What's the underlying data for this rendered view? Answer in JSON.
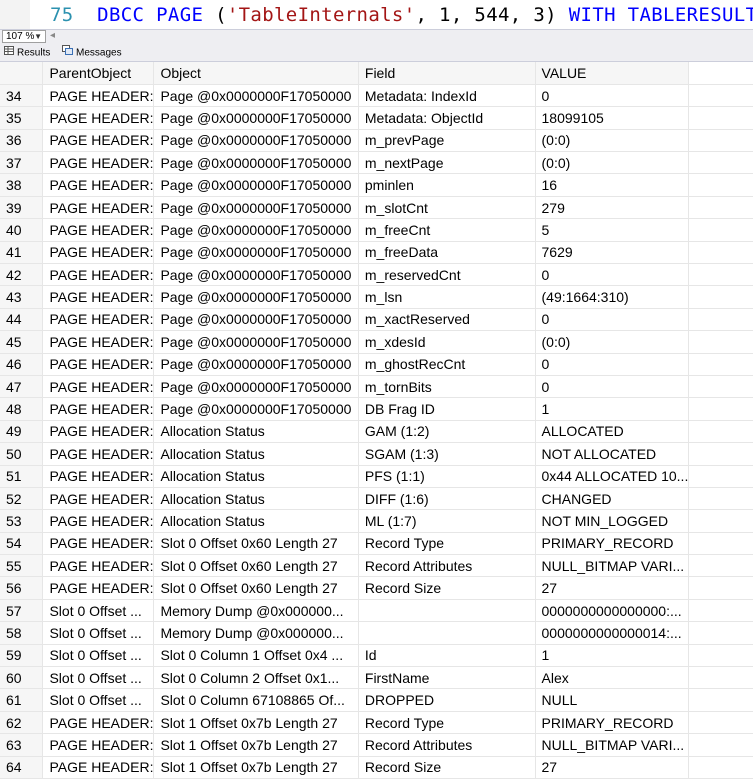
{
  "editor": {
    "line_number": "75",
    "code": {
      "kw1": "DBCC PAGE",
      "open": " (",
      "str": "'TableInternals'",
      "args": ", 1, 544, 3)",
      "kw2": " WITH TABLERESULTS;"
    }
  },
  "zoom": {
    "value": "107 %"
  },
  "tabs": {
    "results": "Results",
    "messages": "Messages"
  },
  "grid": {
    "columns": [
      "ParentObject",
      "Object",
      "Field",
      "VALUE"
    ],
    "rows": [
      [
        "34",
        "PAGE HEADER:",
        "Page @0x0000000F17050000",
        "Metadata: IndexId",
        "0"
      ],
      [
        "35",
        "PAGE HEADER:",
        "Page @0x0000000F17050000",
        "Metadata: ObjectId",
        "18099105"
      ],
      [
        "36",
        "PAGE HEADER:",
        "Page @0x0000000F17050000",
        "m_prevPage",
        "(0:0)"
      ],
      [
        "37",
        "PAGE HEADER:",
        "Page @0x0000000F17050000",
        "m_nextPage",
        "(0:0)"
      ],
      [
        "38",
        "PAGE HEADER:",
        "Page @0x0000000F17050000",
        "pminlen",
        "16"
      ],
      [
        "39",
        "PAGE HEADER:",
        "Page @0x0000000F17050000",
        "m_slotCnt",
        "279"
      ],
      [
        "40",
        "PAGE HEADER:",
        "Page @0x0000000F17050000",
        "m_freeCnt",
        "5"
      ],
      [
        "41",
        "PAGE HEADER:",
        "Page @0x0000000F17050000",
        "m_freeData",
        "7629"
      ],
      [
        "42",
        "PAGE HEADER:",
        "Page @0x0000000F17050000",
        "m_reservedCnt",
        "0"
      ],
      [
        "43",
        "PAGE HEADER:",
        "Page @0x0000000F17050000",
        "m_lsn",
        "(49:1664:310)"
      ],
      [
        "44",
        "PAGE HEADER:",
        "Page @0x0000000F17050000",
        "m_xactReserved",
        "0"
      ],
      [
        "45",
        "PAGE HEADER:",
        "Page @0x0000000F17050000",
        "m_xdesId",
        "(0:0)"
      ],
      [
        "46",
        "PAGE HEADER:",
        "Page @0x0000000F17050000",
        "m_ghostRecCnt",
        "0"
      ],
      [
        "47",
        "PAGE HEADER:",
        "Page @0x0000000F17050000",
        "m_tornBits",
        "0"
      ],
      [
        "48",
        "PAGE HEADER:",
        "Page @0x0000000F17050000",
        "DB Frag ID",
        "1"
      ],
      [
        "49",
        "PAGE HEADER:",
        "Allocation Status",
        "GAM (1:2)",
        "ALLOCATED"
      ],
      [
        "50",
        "PAGE HEADER:",
        "Allocation Status",
        "SGAM (1:3)",
        "NOT ALLOCATED"
      ],
      [
        "51",
        "PAGE HEADER:",
        "Allocation Status",
        "PFS (1:1)",
        "0x44 ALLOCATED 10..."
      ],
      [
        "52",
        "PAGE HEADER:",
        "Allocation Status",
        "DIFF (1:6)",
        "CHANGED"
      ],
      [
        "53",
        "PAGE HEADER:",
        "Allocation Status",
        "ML (1:7)",
        "NOT MIN_LOGGED"
      ],
      [
        "54",
        "PAGE HEADER:",
        "Slot 0 Offset 0x60 Length 27",
        "Record Type",
        "PRIMARY_RECORD"
      ],
      [
        "55",
        "PAGE HEADER:",
        "Slot 0 Offset 0x60 Length 27",
        "Record Attributes",
        " NULL_BITMAP VARI..."
      ],
      [
        "56",
        "PAGE HEADER:",
        "Slot 0 Offset 0x60 Length 27",
        "Record Size",
        "27"
      ],
      [
        "57",
        "Slot 0 Offset ...",
        "Memory Dump @0x000000...",
        "",
        "0000000000000000:..."
      ],
      [
        "58",
        "Slot 0 Offset ...",
        "Memory Dump @0x000000...",
        "",
        "0000000000000014:..."
      ],
      [
        "59",
        "Slot 0 Offset ...",
        "Slot 0 Column 1 Offset 0x4 ...",
        "Id",
        "1"
      ],
      [
        "60",
        "Slot 0 Offset ...",
        "Slot 0 Column 2 Offset 0x1...",
        "FirstName",
        "Alex"
      ],
      [
        "61",
        "Slot 0 Offset ...",
        "Slot 0 Column 67108865 Of...",
        "DROPPED",
        "NULL"
      ],
      [
        "62",
        "PAGE HEADER:",
        "Slot 1 Offset 0x7b Length 27",
        "Record Type",
        "PRIMARY_RECORD"
      ],
      [
        "63",
        "PAGE HEADER:",
        "Slot 1 Offset 0x7b Length 27",
        "Record Attributes",
        " NULL_BITMAP VARI..."
      ],
      [
        "64",
        "PAGE HEADER:",
        "Slot 1 Offset 0x7b Length 27",
        "Record Size",
        "27"
      ]
    ]
  }
}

## Work to do
Reproduce every entry word for word, but omit the pictures.

## Result below
What's the underlying data for this rendered view? Answer in JSON.
{
  "editor": {
    "line_number": "75",
    "code": {
      "kw1": "DBCC PAGE",
      "open": " (",
      "str": "'TableInternals'",
      "args": ", 1, 544, 3)",
      "kw2": " WITH TABLERESULTS;"
    }
  },
  "zoom": {
    "value": "107 %"
  },
  "tabs": {
    "results": "Results",
    "messages": "Messages"
  },
  "grid": {
    "columns": [
      "ParentObject",
      "Object",
      "Field",
      "VALUE"
    ],
    "rows": [
      [
        "34",
        "PAGE HEADER:",
        "Page @0x0000000F17050000",
        "Metadata: IndexId",
        "0"
      ],
      [
        "35",
        "PAGE HEADER:",
        "Page @0x0000000F17050000",
        "Metadata: ObjectId",
        "18099105"
      ],
      [
        "36",
        "PAGE HEADER:",
        "Page @0x0000000F17050000",
        "m_prevPage",
        "(0:0)"
      ],
      [
        "37",
        "PAGE HEADER:",
        "Page @0x0000000F17050000",
        "m_nextPage",
        "(0:0)"
      ],
      [
        "38",
        "PAGE HEADER:",
        "Page @0x0000000F17050000",
        "pminlen",
        "16"
      ],
      [
        "39",
        "PAGE HEADER:",
        "Page @0x0000000F17050000",
        "m_slotCnt",
        "279"
      ],
      [
        "40",
        "PAGE HEADER:",
        "Page @0x0000000F17050000",
        "m_freeCnt",
        "5"
      ],
      [
        "41",
        "PAGE HEADER:",
        "Page @0x0000000F17050000",
        "m_freeData",
        "7629"
      ],
      [
        "42",
        "PAGE HEADER:",
        "Page @0x0000000F17050000",
        "m_reservedCnt",
        "0"
      ],
      [
        "43",
        "PAGE HEADER:",
        "Page @0x0000000F17050000",
        "m_lsn",
        "(49:1664:310)"
      ],
      [
        "44",
        "PAGE HEADER:",
        "Page @0x0000000F17050000",
        "m_xactReserved",
        "0"
      ],
      [
        "45",
        "PAGE HEADER:",
        "Page @0x0000000F17050000",
        "m_xdesId",
        "(0:0)"
      ],
      [
        "46",
        "PAGE HEADER:",
        "Page @0x0000000F17050000",
        "m_ghostRecCnt",
        "0"
      ],
      [
        "47",
        "PAGE HEADER:",
        "Page @0x0000000F17050000",
        "m_tornBits",
        "0"
      ],
      [
        "48",
        "PAGE HEADER:",
        "Page @0x0000000F17050000",
        "DB Frag ID",
        "1"
      ],
      [
        "49",
        "PAGE HEADER:",
        "Allocation Status",
        "GAM (1:2)",
        "ALLOCATED"
      ],
      [
        "50",
        "PAGE HEADER:",
        "Allocation Status",
        "SGAM (1:3)",
        "NOT ALLOCATED"
      ],
      [
        "51",
        "PAGE HEADER:",
        "Allocation Status",
        "PFS (1:1)",
        "0x44 ALLOCATED 10..."
      ],
      [
        "52",
        "PAGE HEADER:",
        "Allocation Status",
        "DIFF (1:6)",
        "CHANGED"
      ],
      [
        "53",
        "PAGE HEADER:",
        "Allocation Status",
        "ML (1:7)",
        "NOT MIN_LOGGED"
      ],
      [
        "54",
        "PAGE HEADER:",
        "Slot 0 Offset 0x60 Length 27",
        "Record Type",
        "PRIMARY_RECORD"
      ],
      [
        "55",
        "PAGE HEADER:",
        "Slot 0 Offset 0x60 Length 27",
        "Record Attributes",
        " NULL_BITMAP VARI..."
      ],
      [
        "56",
        "PAGE HEADER:",
        "Slot 0 Offset 0x60 Length 27",
        "Record Size",
        "27"
      ],
      [
        "57",
        "Slot 0 Offset ...",
        "Memory Dump @0x000000...",
        "",
        "0000000000000000:..."
      ],
      [
        "58",
        "Slot 0 Offset ...",
        "Memory Dump @0x000000...",
        "",
        "0000000000000014:..."
      ],
      [
        "59",
        "Slot 0 Offset ...",
        "Slot 0 Column 1 Offset 0x4 ...",
        "Id",
        "1"
      ],
      [
        "60",
        "Slot 0 Offset ...",
        "Slot 0 Column 2 Offset 0x1...",
        "FirstName",
        "Alex"
      ],
      [
        "61",
        "Slot 0 Offset ...",
        "Slot 0 Column 67108865 Of...",
        "DROPPED",
        "NULL"
      ],
      [
        "62",
        "PAGE HEADER:",
        "Slot 1 Offset 0x7b Length 27",
        "Record Type",
        "PRIMARY_RECORD"
      ],
      [
        "63",
        "PAGE HEADER:",
        "Slot 1 Offset 0x7b Length 27",
        "Record Attributes",
        " NULL_BITMAP VARI..."
      ],
      [
        "64",
        "PAGE HEADER:",
        "Slot 1 Offset 0x7b Length 27",
        "Record Size",
        "27"
      ]
    ]
  }
}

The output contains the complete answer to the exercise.